* Data excerpts *
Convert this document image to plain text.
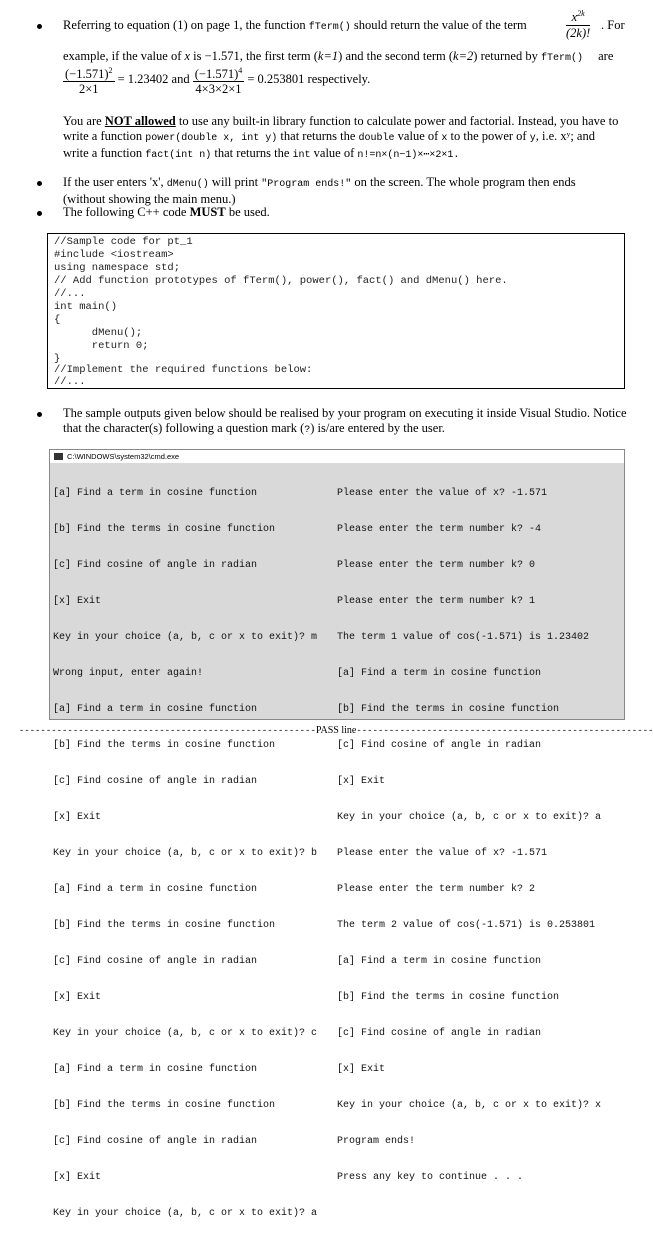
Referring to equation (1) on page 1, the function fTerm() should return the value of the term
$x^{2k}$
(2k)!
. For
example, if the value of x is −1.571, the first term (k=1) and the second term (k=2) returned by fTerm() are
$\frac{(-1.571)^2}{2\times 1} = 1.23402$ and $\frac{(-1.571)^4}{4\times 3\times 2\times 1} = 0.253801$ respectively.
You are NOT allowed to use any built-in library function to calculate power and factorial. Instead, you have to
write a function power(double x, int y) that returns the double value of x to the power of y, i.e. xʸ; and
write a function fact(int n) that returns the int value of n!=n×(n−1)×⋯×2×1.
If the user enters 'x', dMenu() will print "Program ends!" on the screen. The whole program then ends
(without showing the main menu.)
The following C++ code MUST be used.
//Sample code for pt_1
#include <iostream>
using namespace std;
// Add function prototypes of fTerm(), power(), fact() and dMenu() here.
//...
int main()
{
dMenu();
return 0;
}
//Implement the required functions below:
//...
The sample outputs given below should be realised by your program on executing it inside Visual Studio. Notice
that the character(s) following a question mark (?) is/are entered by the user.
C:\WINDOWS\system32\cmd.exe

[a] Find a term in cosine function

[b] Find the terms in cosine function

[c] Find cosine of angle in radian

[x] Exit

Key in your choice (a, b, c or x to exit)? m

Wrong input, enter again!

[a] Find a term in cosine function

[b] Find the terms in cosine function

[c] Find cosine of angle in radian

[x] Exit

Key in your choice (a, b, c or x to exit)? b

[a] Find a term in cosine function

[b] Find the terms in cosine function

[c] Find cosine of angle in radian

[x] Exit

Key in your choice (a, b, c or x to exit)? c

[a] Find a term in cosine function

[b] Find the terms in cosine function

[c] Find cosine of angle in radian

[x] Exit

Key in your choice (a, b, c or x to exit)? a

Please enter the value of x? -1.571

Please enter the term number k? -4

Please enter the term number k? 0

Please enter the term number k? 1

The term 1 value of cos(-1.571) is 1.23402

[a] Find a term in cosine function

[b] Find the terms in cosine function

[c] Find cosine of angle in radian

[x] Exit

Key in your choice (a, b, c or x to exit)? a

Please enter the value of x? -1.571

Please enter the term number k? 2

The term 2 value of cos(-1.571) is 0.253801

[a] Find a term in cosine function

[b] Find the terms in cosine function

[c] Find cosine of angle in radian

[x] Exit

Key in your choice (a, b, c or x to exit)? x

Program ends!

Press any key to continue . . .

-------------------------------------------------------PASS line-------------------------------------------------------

* PROBLEM TO SOLVE *
Filter the entries down to the lines with the word "that" in them.

* ANSWER TO THIS PROBLEM *
write a function power(double x, int y) that returns the double value of x to the power of y, i.e. xʸ; and
write a function fact(int n) that returns the int value of n!=n×(n−1)×⋯×2×1.
that the character(s) following a question mark (?) is/are entered by the user.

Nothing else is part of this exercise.